A block of data:
________________________

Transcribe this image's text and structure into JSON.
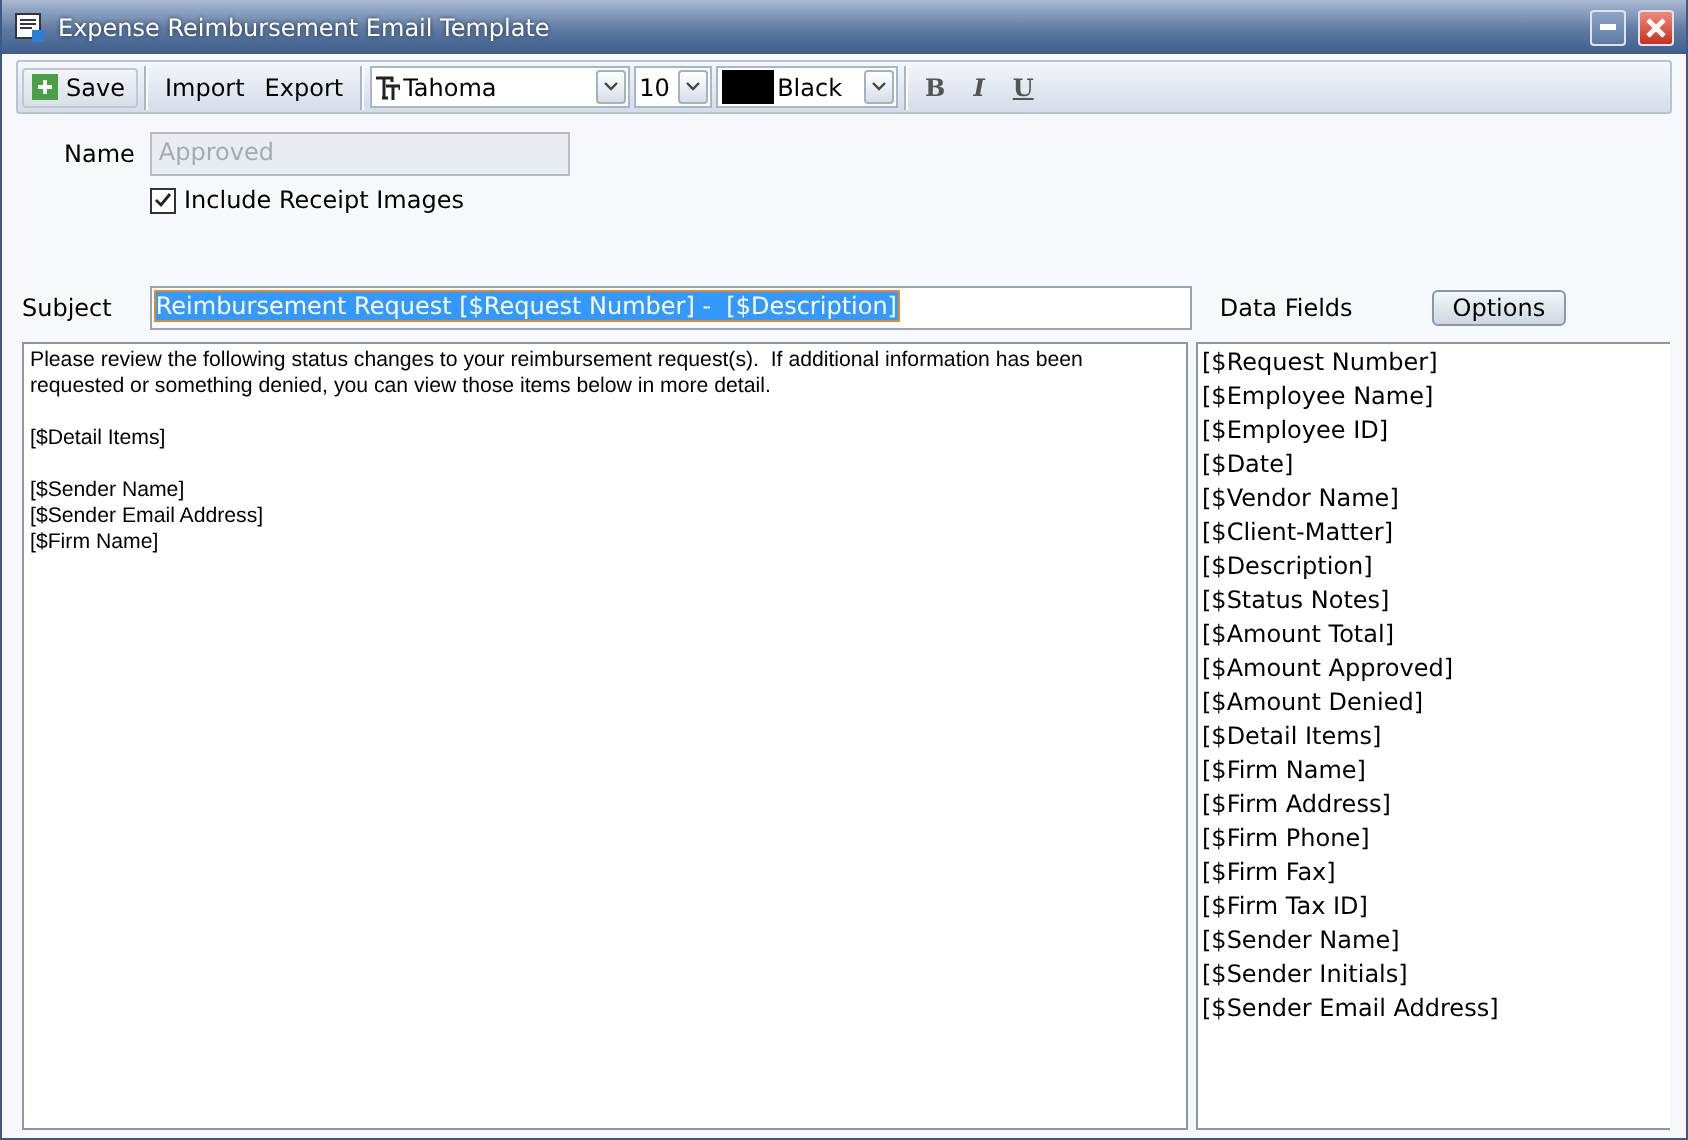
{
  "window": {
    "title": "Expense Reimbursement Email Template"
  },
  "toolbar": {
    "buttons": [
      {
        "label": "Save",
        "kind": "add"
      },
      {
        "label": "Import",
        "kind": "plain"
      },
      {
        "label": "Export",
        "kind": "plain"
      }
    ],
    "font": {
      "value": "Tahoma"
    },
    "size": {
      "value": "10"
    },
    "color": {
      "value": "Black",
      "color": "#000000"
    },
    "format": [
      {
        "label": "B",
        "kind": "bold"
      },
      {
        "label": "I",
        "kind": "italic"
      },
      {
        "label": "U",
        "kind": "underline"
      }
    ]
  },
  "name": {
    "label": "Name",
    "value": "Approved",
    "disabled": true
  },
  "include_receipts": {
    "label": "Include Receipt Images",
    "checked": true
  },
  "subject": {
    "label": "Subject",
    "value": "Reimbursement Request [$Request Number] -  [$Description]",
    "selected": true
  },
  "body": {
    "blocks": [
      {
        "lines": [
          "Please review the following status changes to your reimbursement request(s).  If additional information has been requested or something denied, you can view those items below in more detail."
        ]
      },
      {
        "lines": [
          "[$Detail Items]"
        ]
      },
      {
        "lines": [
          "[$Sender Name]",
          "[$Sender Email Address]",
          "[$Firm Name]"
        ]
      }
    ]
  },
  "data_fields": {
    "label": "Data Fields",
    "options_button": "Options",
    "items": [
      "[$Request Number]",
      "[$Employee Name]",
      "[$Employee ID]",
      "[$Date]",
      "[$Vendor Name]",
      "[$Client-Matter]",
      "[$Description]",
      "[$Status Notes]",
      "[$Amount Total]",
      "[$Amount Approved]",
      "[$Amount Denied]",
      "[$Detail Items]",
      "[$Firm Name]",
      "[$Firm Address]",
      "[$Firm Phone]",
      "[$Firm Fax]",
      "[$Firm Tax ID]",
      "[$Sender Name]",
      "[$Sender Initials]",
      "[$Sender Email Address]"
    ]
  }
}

________________________

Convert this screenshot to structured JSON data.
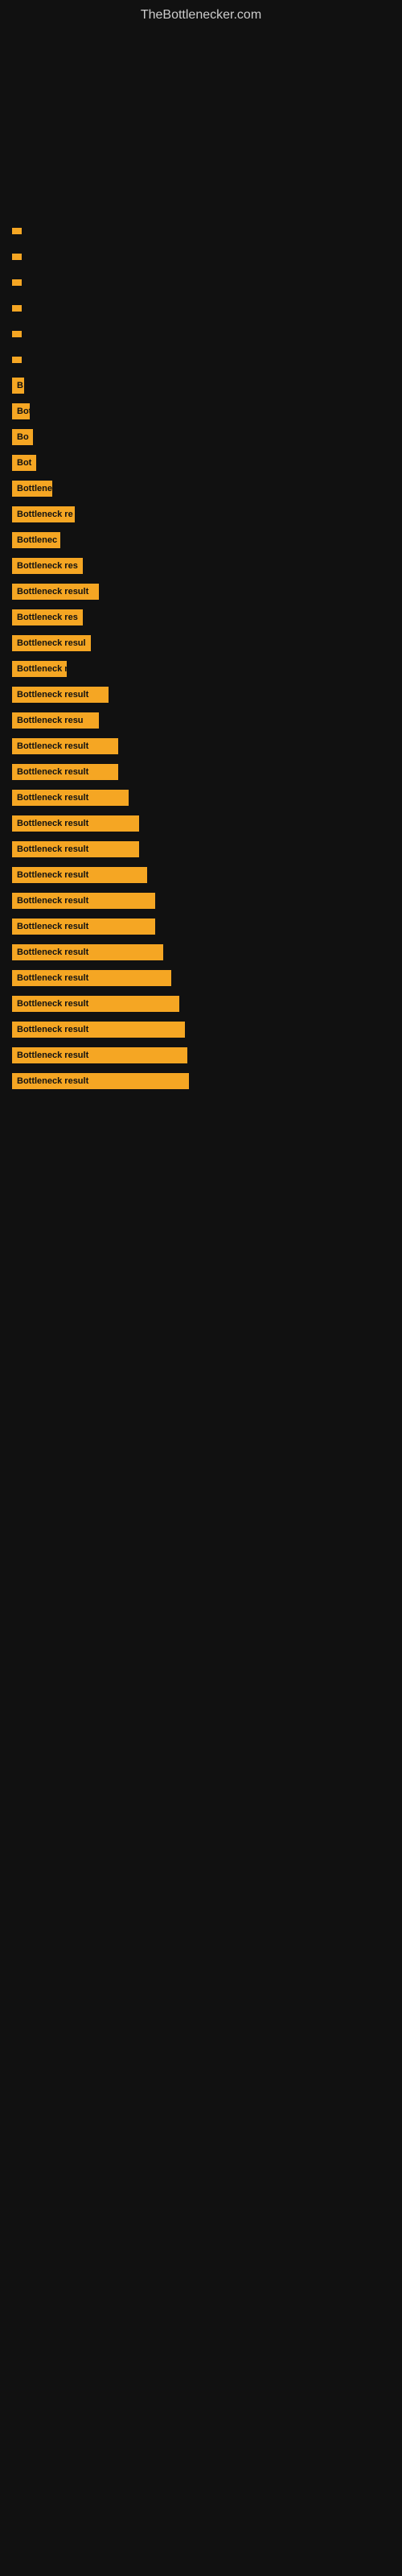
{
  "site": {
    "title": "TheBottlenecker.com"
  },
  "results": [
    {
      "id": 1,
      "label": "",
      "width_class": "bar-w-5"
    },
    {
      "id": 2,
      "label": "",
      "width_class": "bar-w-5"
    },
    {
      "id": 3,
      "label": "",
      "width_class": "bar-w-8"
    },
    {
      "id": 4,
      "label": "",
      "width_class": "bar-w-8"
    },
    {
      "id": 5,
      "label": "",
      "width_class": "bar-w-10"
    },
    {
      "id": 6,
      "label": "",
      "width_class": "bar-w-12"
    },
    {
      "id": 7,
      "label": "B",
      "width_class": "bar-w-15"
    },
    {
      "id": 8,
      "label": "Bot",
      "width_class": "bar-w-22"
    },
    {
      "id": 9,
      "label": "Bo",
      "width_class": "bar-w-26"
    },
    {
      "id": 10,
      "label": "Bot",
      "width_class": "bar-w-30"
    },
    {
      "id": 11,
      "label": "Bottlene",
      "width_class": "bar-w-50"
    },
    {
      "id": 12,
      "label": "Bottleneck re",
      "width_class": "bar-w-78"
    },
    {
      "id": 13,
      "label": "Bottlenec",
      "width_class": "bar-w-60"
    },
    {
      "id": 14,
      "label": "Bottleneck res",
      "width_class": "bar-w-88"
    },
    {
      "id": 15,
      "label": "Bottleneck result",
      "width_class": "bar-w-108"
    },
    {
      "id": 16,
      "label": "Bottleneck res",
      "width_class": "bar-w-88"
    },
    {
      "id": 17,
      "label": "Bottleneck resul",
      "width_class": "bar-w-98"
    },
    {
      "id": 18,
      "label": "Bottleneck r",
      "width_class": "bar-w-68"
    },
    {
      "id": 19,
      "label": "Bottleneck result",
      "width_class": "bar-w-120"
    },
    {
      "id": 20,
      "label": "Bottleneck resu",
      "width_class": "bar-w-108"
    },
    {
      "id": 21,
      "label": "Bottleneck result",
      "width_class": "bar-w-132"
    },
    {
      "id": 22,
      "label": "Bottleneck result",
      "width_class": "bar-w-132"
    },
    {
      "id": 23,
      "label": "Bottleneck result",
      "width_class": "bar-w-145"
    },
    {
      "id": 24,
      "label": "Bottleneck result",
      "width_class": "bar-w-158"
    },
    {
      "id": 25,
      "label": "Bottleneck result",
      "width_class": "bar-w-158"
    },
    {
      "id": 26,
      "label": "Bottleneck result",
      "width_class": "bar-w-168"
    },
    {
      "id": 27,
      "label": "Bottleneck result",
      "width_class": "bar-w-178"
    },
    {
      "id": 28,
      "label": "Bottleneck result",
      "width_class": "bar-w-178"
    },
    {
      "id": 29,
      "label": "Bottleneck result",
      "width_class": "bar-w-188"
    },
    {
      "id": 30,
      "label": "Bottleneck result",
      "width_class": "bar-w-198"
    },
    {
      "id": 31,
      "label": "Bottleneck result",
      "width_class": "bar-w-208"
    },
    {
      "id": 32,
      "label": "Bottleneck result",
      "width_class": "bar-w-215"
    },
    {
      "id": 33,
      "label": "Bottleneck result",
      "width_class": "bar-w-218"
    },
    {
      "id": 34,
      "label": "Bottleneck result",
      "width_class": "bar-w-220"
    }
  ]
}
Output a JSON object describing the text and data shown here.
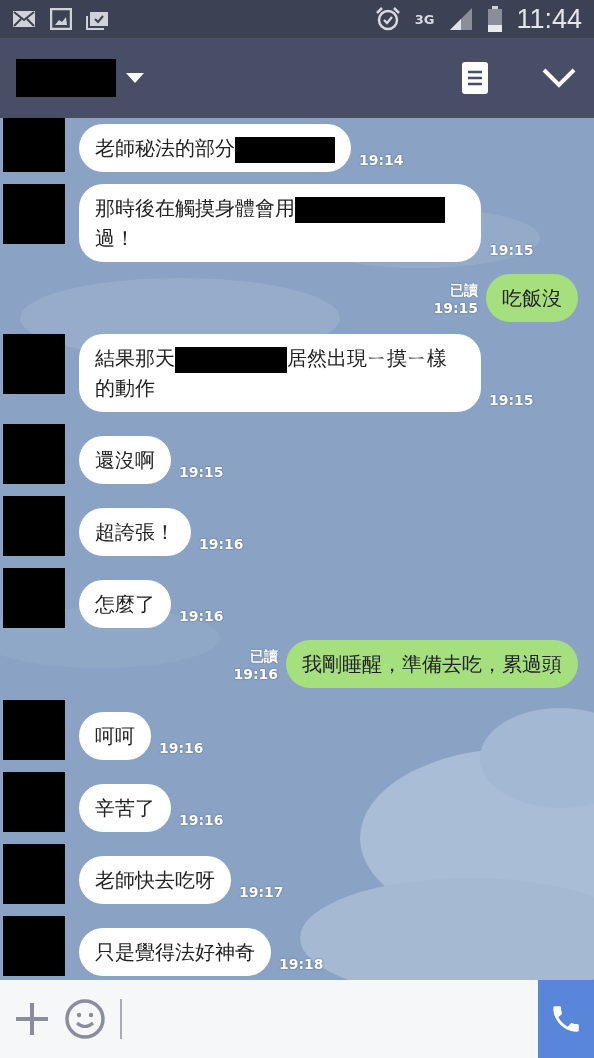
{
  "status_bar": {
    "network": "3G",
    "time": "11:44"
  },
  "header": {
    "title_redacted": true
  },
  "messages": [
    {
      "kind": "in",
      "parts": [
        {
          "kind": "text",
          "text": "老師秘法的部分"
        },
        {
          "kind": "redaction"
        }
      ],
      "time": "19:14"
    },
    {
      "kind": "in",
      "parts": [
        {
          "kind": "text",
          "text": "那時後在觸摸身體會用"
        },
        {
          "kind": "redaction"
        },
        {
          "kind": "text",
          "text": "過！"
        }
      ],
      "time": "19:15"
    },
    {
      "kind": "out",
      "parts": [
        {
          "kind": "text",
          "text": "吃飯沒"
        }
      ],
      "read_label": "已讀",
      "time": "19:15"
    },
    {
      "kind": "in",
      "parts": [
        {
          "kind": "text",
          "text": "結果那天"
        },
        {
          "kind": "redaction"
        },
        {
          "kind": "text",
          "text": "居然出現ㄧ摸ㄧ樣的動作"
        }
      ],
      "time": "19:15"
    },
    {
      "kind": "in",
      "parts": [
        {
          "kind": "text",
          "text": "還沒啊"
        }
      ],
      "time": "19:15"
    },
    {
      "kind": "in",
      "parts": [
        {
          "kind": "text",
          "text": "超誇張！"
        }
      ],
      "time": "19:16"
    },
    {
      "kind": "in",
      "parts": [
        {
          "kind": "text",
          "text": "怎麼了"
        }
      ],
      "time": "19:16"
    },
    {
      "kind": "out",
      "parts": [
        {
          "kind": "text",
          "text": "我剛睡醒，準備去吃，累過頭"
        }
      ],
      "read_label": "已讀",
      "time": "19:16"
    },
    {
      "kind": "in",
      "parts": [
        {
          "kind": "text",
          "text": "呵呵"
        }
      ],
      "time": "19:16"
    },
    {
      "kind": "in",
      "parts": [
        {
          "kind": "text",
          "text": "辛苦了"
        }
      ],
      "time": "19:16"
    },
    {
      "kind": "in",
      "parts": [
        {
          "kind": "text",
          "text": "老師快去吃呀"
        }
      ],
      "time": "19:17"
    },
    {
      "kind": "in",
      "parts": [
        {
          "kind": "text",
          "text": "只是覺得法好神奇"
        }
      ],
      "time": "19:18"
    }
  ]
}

________________________

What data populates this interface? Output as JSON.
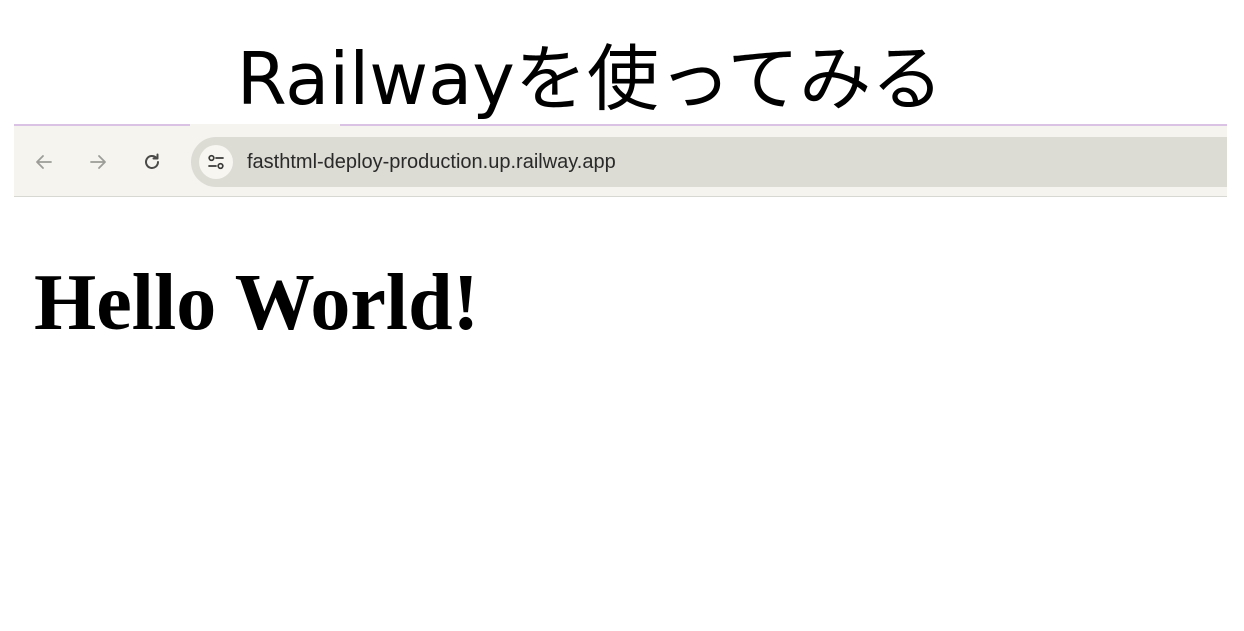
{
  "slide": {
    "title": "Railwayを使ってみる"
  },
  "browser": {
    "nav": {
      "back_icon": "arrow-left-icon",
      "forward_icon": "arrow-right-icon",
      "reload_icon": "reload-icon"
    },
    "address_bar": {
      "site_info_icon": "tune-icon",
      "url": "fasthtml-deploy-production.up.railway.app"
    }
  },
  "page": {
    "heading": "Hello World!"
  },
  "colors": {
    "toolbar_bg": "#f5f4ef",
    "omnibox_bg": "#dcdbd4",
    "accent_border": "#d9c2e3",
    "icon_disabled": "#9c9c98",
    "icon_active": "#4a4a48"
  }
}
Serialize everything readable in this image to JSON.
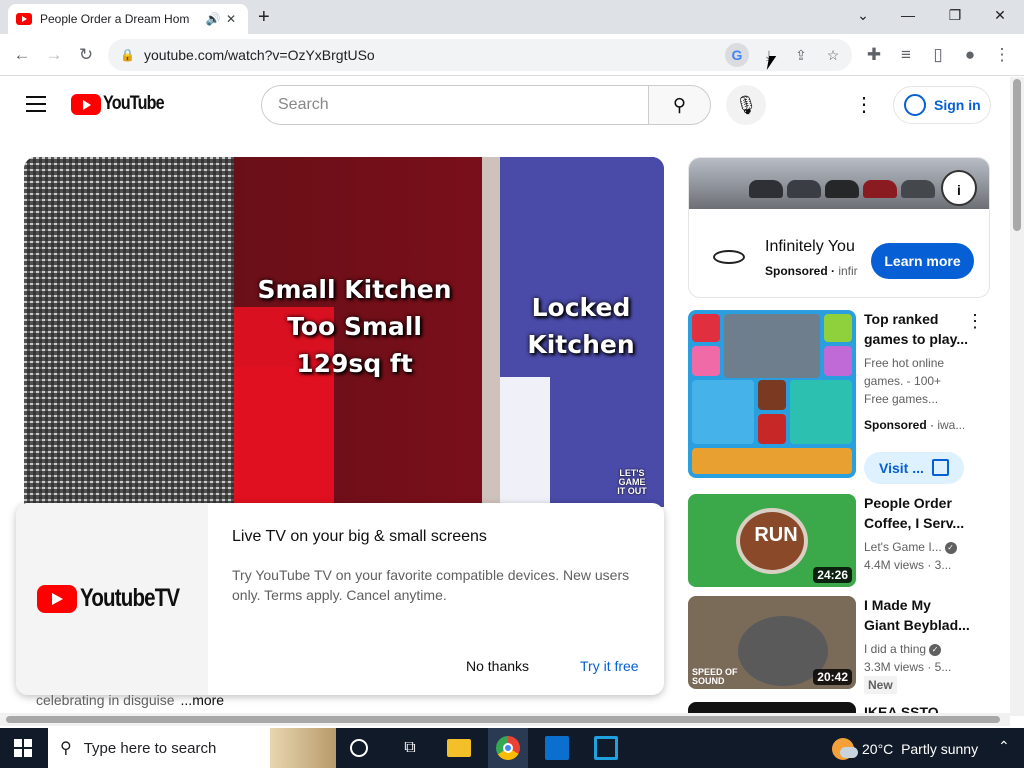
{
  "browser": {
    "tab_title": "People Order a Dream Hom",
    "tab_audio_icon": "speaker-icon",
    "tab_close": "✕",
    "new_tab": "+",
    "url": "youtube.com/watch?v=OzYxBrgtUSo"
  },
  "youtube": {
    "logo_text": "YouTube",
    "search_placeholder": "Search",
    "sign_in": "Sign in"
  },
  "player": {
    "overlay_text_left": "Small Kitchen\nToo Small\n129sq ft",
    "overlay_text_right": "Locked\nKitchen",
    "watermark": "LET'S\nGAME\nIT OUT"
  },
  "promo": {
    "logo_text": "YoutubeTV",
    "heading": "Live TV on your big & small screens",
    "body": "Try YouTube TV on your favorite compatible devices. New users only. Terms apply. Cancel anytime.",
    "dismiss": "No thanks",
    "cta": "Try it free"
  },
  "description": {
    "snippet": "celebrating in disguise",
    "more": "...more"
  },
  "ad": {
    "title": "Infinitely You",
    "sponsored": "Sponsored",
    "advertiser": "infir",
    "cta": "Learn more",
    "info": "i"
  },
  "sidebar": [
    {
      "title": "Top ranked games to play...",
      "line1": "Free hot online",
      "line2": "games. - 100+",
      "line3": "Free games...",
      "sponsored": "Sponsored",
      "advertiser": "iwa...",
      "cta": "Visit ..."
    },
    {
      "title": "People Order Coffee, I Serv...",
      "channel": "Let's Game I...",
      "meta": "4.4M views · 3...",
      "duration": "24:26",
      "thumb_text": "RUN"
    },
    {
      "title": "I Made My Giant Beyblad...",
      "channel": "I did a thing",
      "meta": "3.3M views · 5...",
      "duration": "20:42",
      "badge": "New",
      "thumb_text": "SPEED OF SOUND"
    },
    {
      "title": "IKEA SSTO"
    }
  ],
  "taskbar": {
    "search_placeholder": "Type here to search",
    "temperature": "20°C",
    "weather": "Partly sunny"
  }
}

________________________

Problem description:
What is the number of lines in this listing that contain the word "games"? Answer with that number and nothing else.

Solution for this problem:
3